(Figure record listings)

────

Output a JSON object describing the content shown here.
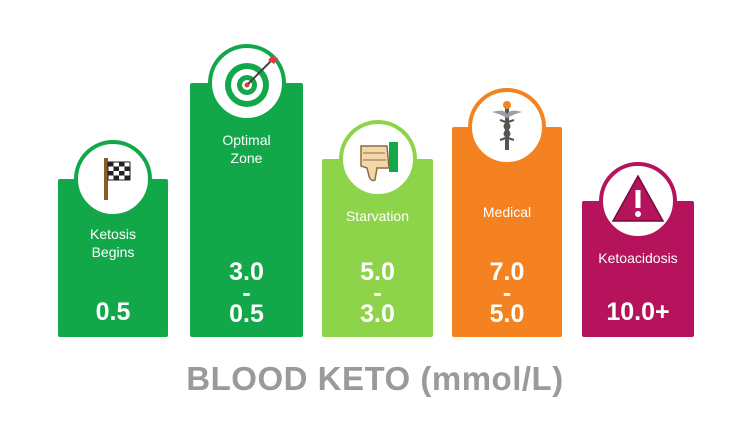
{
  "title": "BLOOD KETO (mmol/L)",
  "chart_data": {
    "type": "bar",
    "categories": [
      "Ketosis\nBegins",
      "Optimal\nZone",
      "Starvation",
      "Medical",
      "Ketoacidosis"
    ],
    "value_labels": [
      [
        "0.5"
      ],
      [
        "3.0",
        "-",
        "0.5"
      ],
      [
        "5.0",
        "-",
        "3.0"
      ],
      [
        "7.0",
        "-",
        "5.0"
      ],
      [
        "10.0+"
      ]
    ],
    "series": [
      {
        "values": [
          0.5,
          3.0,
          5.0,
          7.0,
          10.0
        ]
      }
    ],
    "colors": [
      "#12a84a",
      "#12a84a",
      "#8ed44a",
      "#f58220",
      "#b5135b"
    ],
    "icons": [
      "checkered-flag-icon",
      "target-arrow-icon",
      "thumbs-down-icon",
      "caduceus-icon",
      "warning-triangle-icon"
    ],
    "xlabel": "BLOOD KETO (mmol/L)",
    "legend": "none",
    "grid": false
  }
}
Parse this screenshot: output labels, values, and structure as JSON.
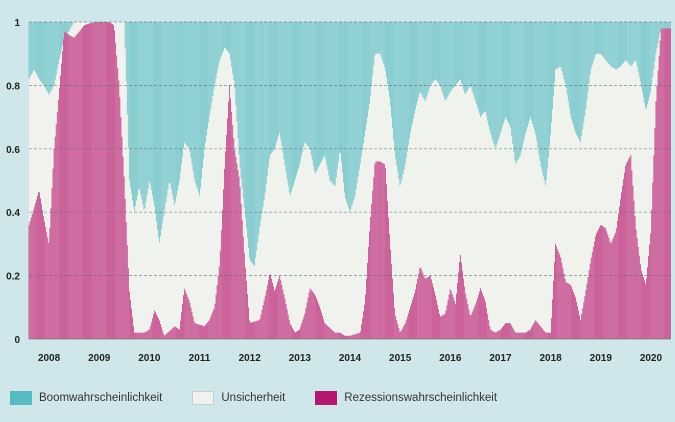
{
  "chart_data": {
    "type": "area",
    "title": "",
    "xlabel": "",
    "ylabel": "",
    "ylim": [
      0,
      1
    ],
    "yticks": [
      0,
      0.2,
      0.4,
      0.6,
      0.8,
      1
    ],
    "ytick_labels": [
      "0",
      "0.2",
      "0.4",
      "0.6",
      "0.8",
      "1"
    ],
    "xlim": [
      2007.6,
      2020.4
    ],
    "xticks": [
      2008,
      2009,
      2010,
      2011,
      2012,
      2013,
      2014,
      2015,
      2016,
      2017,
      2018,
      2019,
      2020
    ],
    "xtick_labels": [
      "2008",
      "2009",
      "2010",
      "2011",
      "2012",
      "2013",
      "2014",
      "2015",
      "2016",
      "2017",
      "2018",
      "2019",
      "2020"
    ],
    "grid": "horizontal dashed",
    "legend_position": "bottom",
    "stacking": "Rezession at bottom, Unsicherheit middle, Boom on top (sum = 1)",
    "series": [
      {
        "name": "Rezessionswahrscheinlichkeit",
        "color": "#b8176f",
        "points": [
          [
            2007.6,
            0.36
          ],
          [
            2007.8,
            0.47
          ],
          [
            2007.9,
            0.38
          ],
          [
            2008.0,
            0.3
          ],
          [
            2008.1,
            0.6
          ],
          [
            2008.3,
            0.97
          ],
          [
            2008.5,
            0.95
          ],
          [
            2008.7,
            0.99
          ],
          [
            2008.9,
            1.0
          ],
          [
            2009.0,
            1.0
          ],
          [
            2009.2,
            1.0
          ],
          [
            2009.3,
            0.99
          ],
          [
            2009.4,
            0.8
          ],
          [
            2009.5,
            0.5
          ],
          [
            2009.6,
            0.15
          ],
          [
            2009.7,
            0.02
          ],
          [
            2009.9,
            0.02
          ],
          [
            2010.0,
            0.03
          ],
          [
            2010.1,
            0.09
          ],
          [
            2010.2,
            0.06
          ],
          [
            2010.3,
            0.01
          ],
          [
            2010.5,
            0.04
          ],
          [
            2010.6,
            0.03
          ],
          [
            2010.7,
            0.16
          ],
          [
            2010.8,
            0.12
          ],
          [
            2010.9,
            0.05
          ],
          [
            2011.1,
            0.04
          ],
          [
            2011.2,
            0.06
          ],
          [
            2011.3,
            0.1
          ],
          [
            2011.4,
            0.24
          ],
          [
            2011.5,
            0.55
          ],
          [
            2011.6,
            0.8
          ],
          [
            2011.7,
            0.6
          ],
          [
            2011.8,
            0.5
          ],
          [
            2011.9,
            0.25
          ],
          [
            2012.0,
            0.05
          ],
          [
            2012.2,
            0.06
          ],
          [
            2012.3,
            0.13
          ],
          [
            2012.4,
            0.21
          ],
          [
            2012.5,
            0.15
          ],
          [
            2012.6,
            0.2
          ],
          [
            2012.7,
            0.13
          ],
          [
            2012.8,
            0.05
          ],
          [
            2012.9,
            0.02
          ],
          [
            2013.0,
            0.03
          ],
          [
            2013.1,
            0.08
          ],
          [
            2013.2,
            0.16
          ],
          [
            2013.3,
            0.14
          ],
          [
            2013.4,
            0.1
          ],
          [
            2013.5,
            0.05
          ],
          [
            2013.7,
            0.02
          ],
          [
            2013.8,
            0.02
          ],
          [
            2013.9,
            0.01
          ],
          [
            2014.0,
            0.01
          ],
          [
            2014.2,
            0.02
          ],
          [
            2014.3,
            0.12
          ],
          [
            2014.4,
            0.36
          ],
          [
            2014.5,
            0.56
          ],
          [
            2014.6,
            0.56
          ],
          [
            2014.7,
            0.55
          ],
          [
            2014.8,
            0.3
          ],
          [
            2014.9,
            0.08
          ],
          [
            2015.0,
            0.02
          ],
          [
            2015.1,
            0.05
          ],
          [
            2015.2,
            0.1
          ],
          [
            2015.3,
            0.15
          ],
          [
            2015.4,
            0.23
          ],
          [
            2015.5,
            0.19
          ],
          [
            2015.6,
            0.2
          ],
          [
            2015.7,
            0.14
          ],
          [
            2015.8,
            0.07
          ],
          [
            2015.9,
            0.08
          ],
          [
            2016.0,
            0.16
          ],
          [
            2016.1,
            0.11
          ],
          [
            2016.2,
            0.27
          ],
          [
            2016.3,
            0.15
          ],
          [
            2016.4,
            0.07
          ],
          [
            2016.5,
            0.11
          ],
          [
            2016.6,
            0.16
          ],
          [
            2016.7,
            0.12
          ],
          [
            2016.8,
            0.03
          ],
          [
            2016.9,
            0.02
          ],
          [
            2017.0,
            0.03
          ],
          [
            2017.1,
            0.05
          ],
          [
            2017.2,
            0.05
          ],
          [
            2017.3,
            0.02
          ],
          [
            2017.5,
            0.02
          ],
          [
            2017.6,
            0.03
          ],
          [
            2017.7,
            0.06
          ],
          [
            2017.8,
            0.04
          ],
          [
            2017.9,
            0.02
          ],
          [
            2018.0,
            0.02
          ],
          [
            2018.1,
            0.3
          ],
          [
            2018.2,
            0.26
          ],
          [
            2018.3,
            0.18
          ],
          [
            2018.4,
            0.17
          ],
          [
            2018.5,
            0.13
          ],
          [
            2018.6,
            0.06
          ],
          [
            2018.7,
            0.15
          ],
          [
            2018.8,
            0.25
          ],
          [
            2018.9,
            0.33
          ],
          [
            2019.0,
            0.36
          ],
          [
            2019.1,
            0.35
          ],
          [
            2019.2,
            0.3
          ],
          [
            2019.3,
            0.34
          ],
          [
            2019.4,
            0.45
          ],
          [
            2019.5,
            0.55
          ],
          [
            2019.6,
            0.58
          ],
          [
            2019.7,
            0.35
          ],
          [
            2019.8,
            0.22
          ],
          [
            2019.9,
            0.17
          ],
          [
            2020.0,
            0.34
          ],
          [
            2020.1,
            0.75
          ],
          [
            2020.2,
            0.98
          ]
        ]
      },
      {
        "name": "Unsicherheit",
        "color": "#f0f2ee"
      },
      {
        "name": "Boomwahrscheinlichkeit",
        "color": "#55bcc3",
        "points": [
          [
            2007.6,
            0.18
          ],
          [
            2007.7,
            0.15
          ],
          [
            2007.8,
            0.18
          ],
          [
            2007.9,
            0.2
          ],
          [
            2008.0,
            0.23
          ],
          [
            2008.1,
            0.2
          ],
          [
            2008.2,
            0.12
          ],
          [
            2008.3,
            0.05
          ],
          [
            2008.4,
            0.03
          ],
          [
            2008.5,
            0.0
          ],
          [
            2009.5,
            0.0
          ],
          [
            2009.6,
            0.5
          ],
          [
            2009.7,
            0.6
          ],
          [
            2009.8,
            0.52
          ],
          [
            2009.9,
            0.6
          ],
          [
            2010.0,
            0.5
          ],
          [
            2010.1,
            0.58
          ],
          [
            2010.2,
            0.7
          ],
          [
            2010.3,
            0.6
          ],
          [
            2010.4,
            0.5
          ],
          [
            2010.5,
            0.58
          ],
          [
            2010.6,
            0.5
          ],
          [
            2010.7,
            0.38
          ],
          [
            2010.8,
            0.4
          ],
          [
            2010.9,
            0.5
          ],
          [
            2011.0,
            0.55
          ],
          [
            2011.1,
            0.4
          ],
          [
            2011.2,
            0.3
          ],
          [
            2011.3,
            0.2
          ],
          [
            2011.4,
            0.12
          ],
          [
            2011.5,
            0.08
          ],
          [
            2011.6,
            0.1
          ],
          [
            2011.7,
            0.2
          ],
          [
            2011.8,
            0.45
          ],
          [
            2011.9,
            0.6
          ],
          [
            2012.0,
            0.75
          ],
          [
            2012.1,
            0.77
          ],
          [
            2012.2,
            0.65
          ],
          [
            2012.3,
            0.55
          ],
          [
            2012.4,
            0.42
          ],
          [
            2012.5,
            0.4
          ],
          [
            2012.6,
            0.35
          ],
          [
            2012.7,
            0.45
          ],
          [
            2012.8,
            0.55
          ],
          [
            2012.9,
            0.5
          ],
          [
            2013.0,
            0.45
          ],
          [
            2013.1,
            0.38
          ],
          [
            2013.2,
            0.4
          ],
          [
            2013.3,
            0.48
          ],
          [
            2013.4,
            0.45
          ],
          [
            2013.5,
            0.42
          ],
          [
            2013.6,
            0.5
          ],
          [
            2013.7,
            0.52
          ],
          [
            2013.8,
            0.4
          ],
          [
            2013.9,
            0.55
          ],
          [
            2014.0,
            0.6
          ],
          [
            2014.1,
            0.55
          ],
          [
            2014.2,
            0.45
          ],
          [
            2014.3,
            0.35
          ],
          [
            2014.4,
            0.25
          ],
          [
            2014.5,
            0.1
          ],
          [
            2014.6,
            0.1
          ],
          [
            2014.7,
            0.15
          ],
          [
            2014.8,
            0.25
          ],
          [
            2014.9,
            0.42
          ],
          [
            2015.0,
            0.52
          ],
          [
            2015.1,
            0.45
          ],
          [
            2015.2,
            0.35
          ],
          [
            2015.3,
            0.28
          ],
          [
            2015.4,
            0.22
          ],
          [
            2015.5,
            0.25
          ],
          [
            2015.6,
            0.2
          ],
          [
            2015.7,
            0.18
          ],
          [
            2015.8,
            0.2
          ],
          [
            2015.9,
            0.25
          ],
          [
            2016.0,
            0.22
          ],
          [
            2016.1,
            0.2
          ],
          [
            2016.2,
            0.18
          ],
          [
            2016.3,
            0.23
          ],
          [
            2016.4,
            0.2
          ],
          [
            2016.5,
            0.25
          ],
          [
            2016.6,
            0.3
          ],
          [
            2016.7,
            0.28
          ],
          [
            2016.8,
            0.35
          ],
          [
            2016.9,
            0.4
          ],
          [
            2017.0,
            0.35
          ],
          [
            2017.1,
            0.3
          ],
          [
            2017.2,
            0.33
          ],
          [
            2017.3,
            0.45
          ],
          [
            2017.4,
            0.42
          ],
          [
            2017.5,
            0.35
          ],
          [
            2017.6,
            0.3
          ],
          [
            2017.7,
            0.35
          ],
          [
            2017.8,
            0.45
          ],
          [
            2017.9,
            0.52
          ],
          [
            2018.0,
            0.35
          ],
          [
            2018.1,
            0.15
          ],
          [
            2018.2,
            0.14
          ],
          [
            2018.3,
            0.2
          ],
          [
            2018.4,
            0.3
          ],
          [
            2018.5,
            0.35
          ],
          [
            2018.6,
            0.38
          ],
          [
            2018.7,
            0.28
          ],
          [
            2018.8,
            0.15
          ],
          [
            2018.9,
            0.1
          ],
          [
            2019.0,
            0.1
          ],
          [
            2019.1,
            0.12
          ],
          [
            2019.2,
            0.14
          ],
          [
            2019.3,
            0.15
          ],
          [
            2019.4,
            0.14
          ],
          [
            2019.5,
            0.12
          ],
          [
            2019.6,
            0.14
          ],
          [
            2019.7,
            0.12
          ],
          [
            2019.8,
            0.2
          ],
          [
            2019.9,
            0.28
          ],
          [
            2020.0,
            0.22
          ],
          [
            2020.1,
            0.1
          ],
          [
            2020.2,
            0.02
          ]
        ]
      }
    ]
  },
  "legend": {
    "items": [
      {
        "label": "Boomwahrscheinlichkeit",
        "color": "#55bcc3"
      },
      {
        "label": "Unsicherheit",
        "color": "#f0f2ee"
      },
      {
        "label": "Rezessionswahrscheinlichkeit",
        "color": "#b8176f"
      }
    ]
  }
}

────

▶ [What needs to be done] Lines containing the word "Rezessionswahrscheinlichkeit" must all be returned from the material above.

▶ [Response]
        "name": "Rezessionswahrscheinlichkeit",
        "label": "Rezessionswahrscheinlichkeit",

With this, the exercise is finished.